== Assignment ==
Count how many lines in the data hold the word "intake", and give that number alone.

[Provided information Boundary: Start]

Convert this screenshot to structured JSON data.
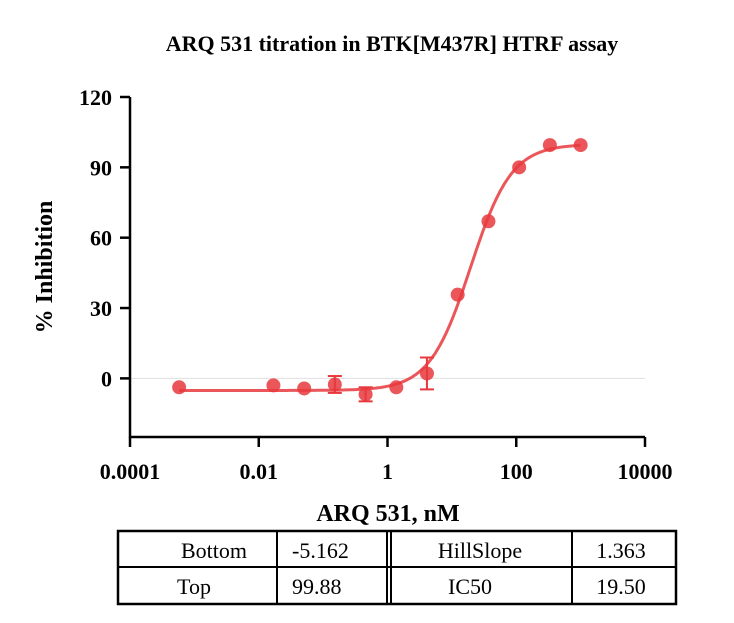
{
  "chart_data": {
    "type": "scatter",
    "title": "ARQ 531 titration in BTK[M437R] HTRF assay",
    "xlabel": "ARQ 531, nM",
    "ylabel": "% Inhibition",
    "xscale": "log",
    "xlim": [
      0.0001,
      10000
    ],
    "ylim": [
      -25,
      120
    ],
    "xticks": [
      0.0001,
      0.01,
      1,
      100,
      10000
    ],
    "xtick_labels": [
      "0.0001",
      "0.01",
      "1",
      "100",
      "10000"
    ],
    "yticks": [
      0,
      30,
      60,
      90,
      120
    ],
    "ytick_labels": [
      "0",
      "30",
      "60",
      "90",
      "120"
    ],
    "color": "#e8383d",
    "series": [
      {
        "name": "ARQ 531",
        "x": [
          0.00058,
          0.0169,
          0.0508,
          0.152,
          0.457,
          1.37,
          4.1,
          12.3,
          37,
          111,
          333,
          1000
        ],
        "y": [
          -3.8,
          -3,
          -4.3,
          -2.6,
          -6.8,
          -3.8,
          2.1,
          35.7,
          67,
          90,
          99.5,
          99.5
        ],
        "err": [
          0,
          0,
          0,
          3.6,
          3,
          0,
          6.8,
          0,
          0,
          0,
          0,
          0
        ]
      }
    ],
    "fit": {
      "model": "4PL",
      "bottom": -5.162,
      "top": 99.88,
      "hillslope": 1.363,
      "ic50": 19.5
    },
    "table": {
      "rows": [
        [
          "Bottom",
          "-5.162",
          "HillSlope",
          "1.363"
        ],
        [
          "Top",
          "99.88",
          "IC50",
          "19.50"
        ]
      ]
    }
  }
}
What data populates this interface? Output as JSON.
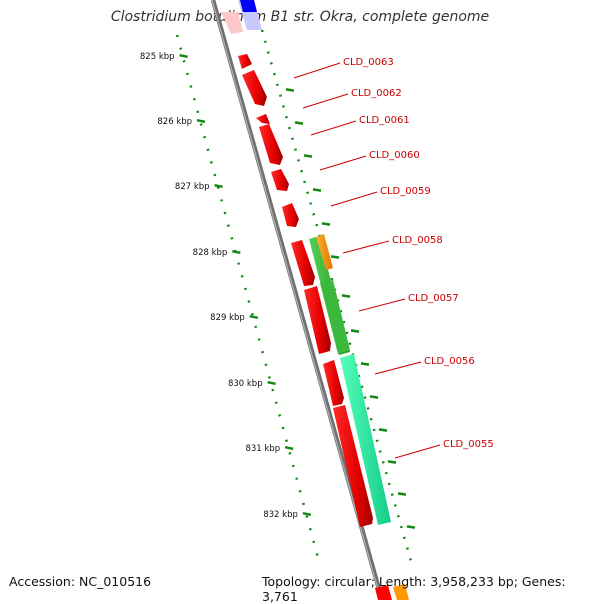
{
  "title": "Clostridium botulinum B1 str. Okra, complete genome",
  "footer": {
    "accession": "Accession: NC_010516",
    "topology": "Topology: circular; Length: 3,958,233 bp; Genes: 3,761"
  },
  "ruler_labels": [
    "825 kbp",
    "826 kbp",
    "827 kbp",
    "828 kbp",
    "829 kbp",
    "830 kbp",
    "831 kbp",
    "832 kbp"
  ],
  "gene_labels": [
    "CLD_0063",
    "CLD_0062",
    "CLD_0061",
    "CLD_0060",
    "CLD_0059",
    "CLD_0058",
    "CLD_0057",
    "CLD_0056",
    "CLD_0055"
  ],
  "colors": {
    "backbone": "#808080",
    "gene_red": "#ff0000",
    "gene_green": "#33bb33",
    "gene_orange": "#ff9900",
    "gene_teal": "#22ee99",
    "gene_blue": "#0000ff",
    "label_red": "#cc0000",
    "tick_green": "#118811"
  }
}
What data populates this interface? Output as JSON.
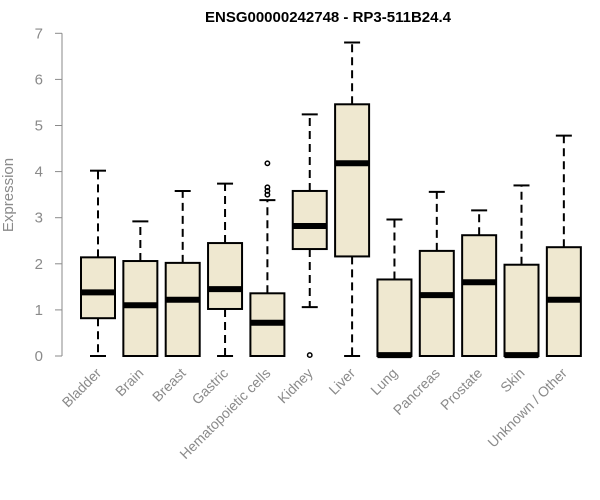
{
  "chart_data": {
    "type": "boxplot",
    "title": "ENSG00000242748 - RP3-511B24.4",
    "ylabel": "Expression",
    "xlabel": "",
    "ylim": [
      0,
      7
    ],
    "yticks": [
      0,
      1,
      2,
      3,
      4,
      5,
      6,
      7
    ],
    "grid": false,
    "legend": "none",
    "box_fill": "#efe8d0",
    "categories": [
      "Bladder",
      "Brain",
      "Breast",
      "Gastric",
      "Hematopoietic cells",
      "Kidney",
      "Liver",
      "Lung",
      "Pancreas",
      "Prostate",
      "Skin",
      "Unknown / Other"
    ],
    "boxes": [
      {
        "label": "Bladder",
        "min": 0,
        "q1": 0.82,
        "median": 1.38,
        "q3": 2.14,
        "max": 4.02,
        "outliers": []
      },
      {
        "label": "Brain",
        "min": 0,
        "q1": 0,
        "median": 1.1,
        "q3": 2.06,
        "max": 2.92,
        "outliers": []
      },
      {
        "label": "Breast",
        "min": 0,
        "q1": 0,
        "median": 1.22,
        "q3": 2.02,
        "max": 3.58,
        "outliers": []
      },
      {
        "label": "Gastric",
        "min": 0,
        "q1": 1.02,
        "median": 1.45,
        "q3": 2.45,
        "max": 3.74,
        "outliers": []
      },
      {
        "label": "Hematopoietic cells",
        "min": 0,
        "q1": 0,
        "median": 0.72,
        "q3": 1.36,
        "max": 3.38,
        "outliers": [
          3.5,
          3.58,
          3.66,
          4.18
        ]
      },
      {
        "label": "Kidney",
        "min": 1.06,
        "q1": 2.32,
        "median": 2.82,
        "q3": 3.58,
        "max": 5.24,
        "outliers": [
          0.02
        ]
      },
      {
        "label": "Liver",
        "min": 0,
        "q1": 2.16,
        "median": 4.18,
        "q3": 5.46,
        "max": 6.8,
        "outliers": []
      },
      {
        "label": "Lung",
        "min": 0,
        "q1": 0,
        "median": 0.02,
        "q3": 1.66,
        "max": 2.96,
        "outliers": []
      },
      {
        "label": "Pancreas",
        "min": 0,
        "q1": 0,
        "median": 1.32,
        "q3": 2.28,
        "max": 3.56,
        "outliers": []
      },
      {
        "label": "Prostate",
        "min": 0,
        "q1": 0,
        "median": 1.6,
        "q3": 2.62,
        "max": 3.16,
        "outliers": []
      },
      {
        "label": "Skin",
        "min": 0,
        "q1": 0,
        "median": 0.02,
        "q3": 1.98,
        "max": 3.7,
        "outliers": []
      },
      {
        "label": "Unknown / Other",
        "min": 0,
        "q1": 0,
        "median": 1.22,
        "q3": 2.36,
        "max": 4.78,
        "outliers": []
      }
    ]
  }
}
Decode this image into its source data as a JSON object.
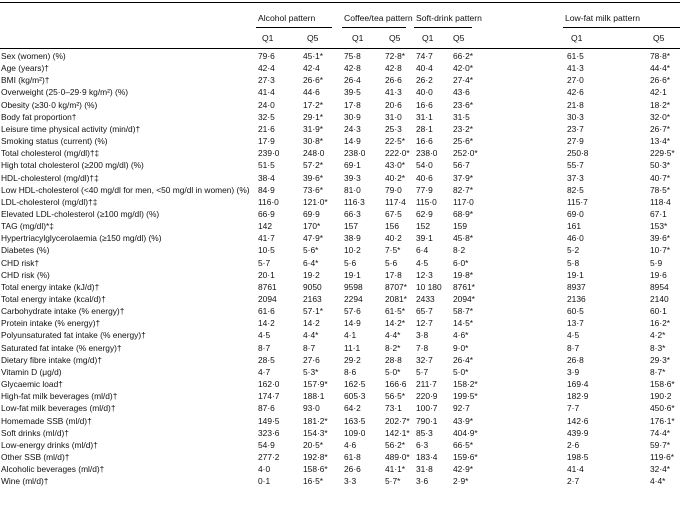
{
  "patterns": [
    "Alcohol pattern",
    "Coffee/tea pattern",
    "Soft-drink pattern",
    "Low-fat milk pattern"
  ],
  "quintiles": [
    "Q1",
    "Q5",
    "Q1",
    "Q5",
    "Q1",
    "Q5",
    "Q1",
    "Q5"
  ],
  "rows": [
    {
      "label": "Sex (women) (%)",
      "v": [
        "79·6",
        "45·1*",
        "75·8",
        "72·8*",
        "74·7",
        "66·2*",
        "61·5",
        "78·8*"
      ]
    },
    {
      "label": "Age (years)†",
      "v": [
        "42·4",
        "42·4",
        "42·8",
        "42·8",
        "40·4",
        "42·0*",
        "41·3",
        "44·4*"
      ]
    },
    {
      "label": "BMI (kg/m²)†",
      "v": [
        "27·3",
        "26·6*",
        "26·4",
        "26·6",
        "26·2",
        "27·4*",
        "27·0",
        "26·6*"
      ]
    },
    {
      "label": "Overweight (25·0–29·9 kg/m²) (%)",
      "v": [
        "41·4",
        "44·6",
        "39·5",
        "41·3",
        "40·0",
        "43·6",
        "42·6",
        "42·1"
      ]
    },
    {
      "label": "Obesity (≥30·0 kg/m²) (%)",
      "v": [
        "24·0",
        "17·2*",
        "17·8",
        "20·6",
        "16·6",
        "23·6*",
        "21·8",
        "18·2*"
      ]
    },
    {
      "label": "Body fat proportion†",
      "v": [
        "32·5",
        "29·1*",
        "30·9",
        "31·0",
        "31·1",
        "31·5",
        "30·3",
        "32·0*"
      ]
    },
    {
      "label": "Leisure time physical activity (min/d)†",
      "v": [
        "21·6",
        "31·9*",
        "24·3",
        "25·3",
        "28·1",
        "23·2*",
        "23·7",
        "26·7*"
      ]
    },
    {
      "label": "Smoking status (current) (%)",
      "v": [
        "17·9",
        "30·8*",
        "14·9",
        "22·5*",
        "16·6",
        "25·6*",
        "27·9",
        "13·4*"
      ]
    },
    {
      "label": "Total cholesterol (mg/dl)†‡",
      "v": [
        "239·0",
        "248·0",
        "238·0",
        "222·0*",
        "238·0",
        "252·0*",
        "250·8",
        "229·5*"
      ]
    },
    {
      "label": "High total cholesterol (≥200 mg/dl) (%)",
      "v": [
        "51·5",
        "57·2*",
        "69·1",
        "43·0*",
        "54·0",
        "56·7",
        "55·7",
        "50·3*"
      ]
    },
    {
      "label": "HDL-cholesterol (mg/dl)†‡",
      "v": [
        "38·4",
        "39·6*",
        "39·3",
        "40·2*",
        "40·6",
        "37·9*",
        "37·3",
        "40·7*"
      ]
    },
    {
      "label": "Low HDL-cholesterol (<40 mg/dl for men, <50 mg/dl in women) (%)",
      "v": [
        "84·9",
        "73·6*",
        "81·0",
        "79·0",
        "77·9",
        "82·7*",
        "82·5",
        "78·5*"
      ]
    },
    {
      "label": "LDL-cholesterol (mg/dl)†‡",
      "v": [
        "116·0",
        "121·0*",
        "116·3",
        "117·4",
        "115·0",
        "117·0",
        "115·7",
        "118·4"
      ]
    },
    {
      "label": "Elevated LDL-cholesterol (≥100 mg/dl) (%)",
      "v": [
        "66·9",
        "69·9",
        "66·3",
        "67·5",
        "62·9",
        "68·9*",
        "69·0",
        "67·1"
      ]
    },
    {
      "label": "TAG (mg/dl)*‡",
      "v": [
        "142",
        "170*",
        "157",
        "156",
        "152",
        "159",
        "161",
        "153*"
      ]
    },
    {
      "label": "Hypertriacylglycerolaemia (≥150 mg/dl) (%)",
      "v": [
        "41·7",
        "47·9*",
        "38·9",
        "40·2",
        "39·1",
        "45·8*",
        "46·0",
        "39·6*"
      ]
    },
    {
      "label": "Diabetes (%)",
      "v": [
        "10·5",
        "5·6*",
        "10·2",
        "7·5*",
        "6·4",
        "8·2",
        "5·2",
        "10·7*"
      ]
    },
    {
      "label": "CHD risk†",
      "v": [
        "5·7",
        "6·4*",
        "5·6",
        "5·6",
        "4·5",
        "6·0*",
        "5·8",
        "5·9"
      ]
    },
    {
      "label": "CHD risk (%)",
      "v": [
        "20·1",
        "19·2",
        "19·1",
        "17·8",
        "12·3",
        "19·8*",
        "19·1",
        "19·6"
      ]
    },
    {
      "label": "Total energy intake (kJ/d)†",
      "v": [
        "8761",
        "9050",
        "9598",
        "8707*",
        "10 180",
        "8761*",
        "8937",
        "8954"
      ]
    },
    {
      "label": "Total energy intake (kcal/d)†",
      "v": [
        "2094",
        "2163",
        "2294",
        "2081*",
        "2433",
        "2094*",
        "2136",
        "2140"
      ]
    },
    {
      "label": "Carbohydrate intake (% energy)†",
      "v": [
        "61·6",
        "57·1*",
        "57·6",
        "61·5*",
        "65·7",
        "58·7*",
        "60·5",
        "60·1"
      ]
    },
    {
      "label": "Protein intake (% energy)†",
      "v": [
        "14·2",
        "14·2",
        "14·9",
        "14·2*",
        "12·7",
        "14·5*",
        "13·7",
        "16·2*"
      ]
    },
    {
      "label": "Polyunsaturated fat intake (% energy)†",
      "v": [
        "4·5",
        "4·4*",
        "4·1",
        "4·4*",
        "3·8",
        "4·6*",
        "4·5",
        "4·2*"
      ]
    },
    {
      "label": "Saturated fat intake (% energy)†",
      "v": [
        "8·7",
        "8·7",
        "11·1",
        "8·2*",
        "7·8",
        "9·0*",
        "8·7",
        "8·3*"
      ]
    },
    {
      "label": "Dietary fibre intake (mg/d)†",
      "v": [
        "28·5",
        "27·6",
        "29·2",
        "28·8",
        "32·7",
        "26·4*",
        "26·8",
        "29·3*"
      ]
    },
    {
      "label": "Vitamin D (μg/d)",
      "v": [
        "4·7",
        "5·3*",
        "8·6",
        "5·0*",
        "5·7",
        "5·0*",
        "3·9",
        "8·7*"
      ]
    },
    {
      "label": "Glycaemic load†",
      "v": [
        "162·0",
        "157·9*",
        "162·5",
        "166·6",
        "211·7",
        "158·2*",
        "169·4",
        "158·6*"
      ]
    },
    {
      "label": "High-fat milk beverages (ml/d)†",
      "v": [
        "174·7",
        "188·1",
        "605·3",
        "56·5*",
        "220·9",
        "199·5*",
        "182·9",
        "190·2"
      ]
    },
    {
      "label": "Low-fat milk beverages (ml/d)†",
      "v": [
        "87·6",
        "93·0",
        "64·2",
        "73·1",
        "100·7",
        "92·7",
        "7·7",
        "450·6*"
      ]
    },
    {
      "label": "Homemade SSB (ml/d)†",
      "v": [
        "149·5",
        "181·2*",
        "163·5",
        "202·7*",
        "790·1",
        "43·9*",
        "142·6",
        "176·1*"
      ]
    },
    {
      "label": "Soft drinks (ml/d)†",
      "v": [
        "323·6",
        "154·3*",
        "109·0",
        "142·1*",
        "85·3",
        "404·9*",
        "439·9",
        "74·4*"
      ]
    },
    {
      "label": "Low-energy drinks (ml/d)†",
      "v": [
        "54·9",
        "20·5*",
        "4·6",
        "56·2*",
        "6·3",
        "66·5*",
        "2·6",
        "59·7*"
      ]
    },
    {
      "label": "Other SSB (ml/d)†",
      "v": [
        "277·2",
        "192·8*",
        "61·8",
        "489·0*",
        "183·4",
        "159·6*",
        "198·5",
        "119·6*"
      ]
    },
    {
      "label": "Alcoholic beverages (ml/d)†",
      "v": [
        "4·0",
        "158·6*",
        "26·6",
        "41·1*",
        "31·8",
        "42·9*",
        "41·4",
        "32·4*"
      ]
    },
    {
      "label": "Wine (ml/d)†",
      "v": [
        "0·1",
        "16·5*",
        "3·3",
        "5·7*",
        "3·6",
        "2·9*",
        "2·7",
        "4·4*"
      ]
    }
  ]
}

[Provided information Boundary: End]

== Solution for this exercise ==
7